Work to complete >>
Select all lines holding the word "Busbar" from the entries that follow.

Supplied records >>
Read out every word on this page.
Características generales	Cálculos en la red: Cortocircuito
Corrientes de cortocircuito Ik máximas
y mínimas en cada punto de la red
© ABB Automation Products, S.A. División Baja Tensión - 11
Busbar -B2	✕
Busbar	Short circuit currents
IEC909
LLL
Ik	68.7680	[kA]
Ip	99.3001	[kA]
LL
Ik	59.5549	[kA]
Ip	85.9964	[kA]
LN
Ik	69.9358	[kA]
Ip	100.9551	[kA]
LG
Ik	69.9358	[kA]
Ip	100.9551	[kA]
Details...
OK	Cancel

Result >>
Busbar -B2	✕
Busbar	Short circuit currents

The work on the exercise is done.